**TASK TO COMPLETE:** Check each line for the string "convolutional". Give only the count of lines that have it.

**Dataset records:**
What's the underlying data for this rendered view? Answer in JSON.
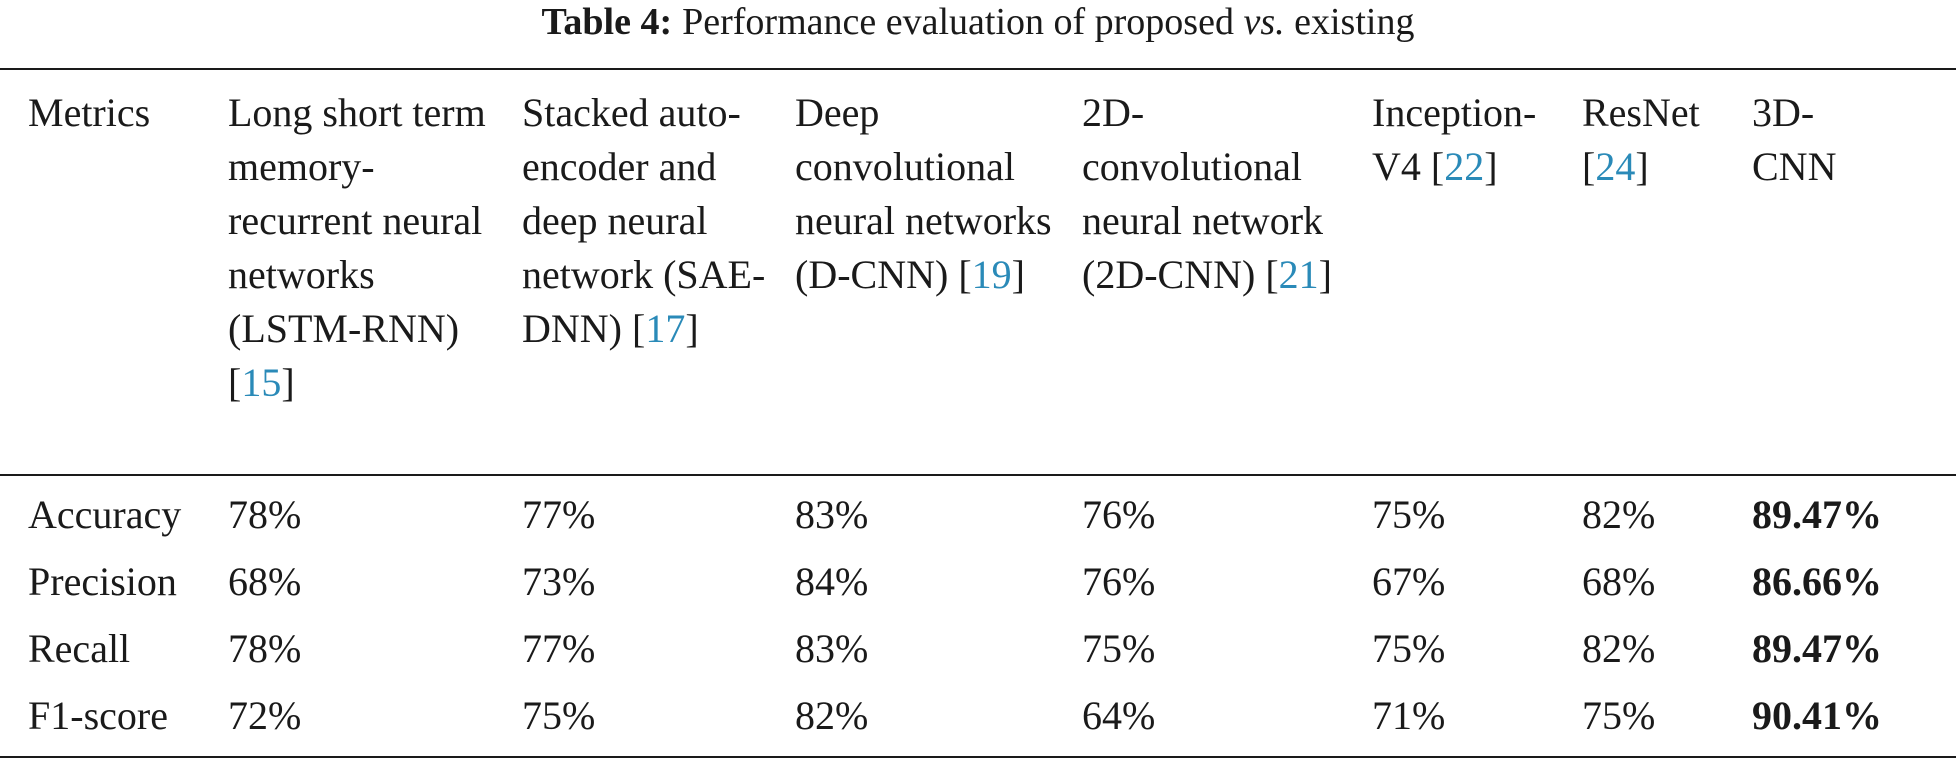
{
  "caption": {
    "label": "Table 4:",
    "text_main": "Performance evaluation of proposed ",
    "text_italic": "vs.",
    "text_tail": " existing"
  },
  "header": [
    {
      "text": "Metrics",
      "ref": ""
    },
    {
      "text": "Long short term memory-recurrent neural networks (LSTM-RNN) ",
      "ref": "15"
    },
    {
      "text": "Stacked auto-encoder and deep neural network (SAE-DNN) ",
      "ref": "17"
    },
    {
      "text": "Deep convolutional neural networks (D-CNN) ",
      "ref": "19"
    },
    {
      "text": "2D-convolutional neural network (2D-CNN) ",
      "ref": "21"
    },
    {
      "text": "Inception-V4 ",
      "ref": "22"
    },
    {
      "text": "ResNet ",
      "ref": "24"
    },
    {
      "text": "3D-CNN",
      "ref": ""
    }
  ],
  "rows": [
    {
      "metric": "Accuracy",
      "values": [
        "78%",
        "77%",
        "83%",
        "76%",
        "75%",
        "82%",
        "89.47%"
      ]
    },
    {
      "metric": "Precision",
      "values": [
        "68%",
        "73%",
        "84%",
        "76%",
        "67%",
        "68%",
        "86.66%"
      ]
    },
    {
      "metric": "Recall",
      "values": [
        "78%",
        "77%",
        "83%",
        "75%",
        "75%",
        "82%",
        "89.47%"
      ]
    },
    {
      "metric": "F1-score",
      "values": [
        "72%",
        "75%",
        "82%",
        "64%",
        "71%",
        "75%",
        "90.41%"
      ]
    }
  ],
  "colors": {
    "text": "#1a1a1a",
    "reference_link": "#2a8ab8"
  }
}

**TASK OUTPUT:** 2